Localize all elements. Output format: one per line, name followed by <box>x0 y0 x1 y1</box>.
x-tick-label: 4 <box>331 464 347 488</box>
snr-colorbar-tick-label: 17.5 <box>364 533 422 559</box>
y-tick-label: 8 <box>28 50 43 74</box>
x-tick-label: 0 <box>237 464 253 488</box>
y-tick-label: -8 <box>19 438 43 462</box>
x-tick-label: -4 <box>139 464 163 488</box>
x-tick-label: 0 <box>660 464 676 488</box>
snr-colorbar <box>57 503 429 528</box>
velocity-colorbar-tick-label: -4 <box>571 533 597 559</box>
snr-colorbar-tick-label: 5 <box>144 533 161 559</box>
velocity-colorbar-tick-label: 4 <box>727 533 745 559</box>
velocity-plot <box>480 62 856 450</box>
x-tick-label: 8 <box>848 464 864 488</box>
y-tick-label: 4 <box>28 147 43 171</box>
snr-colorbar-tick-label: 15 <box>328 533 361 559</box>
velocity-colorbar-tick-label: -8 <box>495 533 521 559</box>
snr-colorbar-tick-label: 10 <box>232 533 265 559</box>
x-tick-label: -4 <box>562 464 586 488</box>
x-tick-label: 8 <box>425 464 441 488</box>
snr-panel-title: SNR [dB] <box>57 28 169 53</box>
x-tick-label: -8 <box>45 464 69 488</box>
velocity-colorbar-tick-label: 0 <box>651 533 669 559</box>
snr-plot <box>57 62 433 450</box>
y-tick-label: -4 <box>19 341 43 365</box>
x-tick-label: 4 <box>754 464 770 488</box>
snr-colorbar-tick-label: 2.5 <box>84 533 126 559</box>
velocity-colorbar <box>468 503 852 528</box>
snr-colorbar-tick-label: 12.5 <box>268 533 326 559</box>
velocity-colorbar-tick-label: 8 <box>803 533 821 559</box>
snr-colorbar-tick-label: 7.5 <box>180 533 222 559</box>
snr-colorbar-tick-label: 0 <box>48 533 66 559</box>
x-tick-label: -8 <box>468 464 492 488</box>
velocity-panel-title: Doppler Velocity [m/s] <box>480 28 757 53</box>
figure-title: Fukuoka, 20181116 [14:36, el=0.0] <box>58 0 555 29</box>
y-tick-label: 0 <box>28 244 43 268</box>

#### [Goal of the exercise]
Copy every line of these records exactly as they appear above.

#### [The result]
Localize all elements. Output format: one per line, name followed by <box>x0 y0 x1 y1</box>.
x-tick-label: 4 <box>331 464 347 488</box>
snr-colorbar-tick-label: 17.5 <box>364 533 422 559</box>
y-tick-label: 8 <box>28 50 43 74</box>
x-tick-label: 0 <box>237 464 253 488</box>
y-tick-label: -8 <box>19 438 43 462</box>
x-tick-label: -4 <box>139 464 163 488</box>
x-tick-label: 0 <box>660 464 676 488</box>
snr-colorbar <box>57 503 429 528</box>
velocity-colorbar-tick-label: -4 <box>571 533 597 559</box>
snr-colorbar-tick-label: 5 <box>144 533 161 559</box>
velocity-colorbar-tick-label: 4 <box>727 533 745 559</box>
velocity-plot <box>480 62 856 450</box>
x-tick-label: 8 <box>848 464 864 488</box>
y-tick-label: 4 <box>28 147 43 171</box>
snr-colorbar-tick-label: 15 <box>328 533 361 559</box>
velocity-colorbar-tick-label: -8 <box>495 533 521 559</box>
snr-colorbar-tick-label: 10 <box>232 533 265 559</box>
x-tick-label: -4 <box>562 464 586 488</box>
x-tick-label: 8 <box>425 464 441 488</box>
snr-panel-title: SNR [dB] <box>57 28 169 53</box>
x-tick-label: -8 <box>45 464 69 488</box>
velocity-colorbar-tick-label: 0 <box>651 533 669 559</box>
snr-plot <box>57 62 433 450</box>
y-tick-label: -4 <box>19 341 43 365</box>
x-tick-label: 4 <box>754 464 770 488</box>
snr-colorbar-tick-label: 2.5 <box>84 533 126 559</box>
velocity-colorbar <box>468 503 852 528</box>
snr-colorbar-tick-label: 12.5 <box>268 533 326 559</box>
velocity-colorbar-tick-label: 8 <box>803 533 821 559</box>
snr-colorbar-tick-label: 7.5 <box>180 533 222 559</box>
snr-colorbar-tick-label: 0 <box>48 533 66 559</box>
x-tick-label: -8 <box>468 464 492 488</box>
velocity-panel-title: Doppler Velocity [m/s] <box>480 28 757 53</box>
figure-title: Fukuoka, 20181116 [14:36, el=0.0] <box>58 0 555 29</box>
y-tick-label: 0 <box>28 244 43 268</box>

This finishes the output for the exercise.